» **REQUIRED ACTIONS**
1. According to the passage on hyperkalemia, what does raised blood osmolality from severe hyperglycemia cause potassium to do?
2. Rewrite the part of the passage on hyperkalemia that opens with the words containing "Hyperkalemia can be" and closes with "potassium (Allon, 1998).", putting "severe crush injury" in place of "traumatic crush injury".

[QUOTED PASSAGE]

Another cause of hyperkalemia due to cellular shifts is often seen in patients with diabetes due to insulin deficiency. When severe hyperglycemia occurs, the osmolality of the blood is increased, which causes potassium to move out of the cells (Palmer et al., 1997).

Tissue Injury

Hyperkalemia can be caused by muscle breakdown due to a traumatic crush injury (Palmer et al., 1997) or rhabdomyolosis with drugs such as lovastatin or cocaine. Potassium is released from the injured cells and hyperkalemia results. It may be more severe if there is resultant renal damage or existing impairment of kidney function. Tumor lysis syndrome, occurring either spontaneously or when chemotherapy is given for acute leukemia or high grade lymphoma may also cause hyperkalemia due to release of intracellular potassium (Allon, 1998).

[/QUOTED PASSAGE]
[DATA SECTION]

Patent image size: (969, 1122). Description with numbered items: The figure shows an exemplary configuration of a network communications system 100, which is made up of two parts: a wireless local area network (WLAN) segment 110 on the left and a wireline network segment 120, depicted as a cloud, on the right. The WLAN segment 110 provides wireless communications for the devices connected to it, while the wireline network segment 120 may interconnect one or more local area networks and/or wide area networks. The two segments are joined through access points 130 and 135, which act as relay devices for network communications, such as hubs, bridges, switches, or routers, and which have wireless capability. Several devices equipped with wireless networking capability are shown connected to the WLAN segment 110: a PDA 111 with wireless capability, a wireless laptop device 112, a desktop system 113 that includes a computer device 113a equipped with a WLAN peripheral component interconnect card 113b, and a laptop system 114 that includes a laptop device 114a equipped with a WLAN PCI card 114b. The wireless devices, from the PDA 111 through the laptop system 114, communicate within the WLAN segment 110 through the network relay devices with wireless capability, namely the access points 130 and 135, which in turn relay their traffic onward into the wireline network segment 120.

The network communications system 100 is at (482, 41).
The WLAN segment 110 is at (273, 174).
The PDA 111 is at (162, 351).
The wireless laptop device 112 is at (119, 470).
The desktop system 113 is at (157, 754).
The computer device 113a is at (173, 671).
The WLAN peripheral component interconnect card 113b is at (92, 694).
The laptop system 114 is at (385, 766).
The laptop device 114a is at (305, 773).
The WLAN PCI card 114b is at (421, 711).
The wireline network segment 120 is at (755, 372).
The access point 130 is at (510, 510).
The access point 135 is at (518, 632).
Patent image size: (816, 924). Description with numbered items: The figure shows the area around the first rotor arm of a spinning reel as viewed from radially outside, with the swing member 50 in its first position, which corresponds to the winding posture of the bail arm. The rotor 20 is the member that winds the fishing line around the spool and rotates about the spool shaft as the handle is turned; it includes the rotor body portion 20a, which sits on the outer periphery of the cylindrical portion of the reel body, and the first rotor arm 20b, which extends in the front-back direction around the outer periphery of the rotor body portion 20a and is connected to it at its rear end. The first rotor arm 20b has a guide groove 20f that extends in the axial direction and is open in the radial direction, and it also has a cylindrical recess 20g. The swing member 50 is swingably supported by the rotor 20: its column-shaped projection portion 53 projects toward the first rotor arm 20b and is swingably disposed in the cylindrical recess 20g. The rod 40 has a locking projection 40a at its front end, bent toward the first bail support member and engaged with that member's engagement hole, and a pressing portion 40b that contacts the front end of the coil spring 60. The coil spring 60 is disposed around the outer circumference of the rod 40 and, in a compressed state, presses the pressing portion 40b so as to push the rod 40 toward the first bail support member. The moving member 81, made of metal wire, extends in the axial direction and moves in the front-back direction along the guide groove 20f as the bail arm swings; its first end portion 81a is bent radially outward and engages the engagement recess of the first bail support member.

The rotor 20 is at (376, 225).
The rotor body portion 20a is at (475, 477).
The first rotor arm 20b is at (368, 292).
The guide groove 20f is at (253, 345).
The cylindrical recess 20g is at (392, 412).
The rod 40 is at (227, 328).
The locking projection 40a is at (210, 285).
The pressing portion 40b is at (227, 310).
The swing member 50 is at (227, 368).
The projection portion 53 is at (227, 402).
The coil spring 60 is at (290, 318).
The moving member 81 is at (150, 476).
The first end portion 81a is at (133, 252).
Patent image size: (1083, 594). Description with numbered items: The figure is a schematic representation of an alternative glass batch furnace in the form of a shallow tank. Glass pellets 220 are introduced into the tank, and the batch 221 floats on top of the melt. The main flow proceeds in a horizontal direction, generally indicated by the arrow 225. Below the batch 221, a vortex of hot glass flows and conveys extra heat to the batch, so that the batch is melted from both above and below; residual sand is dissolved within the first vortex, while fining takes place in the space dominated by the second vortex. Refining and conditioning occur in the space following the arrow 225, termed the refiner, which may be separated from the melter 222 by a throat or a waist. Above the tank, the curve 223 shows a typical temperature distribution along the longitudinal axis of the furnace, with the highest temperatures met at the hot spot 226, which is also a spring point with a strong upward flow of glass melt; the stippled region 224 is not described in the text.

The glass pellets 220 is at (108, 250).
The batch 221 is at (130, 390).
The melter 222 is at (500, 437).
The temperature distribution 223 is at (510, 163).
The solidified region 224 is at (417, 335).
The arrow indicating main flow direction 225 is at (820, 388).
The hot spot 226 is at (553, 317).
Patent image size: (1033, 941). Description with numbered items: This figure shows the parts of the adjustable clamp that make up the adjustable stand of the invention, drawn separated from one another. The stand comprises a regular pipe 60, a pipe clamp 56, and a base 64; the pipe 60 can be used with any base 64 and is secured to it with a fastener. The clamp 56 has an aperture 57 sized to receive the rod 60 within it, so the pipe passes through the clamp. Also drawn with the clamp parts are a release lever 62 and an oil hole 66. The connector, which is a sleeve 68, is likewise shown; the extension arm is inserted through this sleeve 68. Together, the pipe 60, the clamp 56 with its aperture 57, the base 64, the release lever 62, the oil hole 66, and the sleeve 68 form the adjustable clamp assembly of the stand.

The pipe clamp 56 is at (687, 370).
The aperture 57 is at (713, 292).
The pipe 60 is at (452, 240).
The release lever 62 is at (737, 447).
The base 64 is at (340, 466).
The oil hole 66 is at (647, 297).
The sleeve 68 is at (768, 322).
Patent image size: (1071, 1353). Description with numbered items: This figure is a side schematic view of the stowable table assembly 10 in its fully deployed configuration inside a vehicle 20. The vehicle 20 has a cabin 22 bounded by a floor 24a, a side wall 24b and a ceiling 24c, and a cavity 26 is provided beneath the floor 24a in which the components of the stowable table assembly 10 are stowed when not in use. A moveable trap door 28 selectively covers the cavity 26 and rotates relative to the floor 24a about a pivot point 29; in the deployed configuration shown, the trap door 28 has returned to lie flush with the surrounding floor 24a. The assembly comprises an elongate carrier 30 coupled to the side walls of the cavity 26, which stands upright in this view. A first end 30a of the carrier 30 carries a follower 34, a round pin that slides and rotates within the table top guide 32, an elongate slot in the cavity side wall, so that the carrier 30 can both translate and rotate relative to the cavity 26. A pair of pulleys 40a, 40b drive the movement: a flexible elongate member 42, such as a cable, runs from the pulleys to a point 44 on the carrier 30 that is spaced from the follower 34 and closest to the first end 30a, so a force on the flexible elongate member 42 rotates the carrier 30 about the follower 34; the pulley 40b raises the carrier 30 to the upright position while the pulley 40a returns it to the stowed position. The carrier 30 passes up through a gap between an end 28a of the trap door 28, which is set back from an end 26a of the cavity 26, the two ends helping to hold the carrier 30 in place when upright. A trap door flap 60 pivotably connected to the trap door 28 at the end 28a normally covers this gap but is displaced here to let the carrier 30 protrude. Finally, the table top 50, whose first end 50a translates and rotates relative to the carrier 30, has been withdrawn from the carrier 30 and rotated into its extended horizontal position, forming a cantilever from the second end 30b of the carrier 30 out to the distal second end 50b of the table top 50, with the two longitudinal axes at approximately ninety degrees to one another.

[/DATA SECTION]

» **RESPONSES PER TASK**
1. It causes potassium to move out of the cells.

2.
Hyperkalemia can be caused by muscle breakdown due to a severe crush injury (Palmer et al., 1997) or rhabdomyolosis with drugs such as lovastatin or cocaine. Potassium is released from the injured cells and hyperkalemia results. It may be more severe if there is resultant renal damage or existing impairment of kidney function. Tumor lysis syndrome, occurring either spontaneously or when chemotherapy is given for acute leukemia or high grade lymphoma may also cause hyperkalemia due to release of intracellular potassium (Allon, 1998).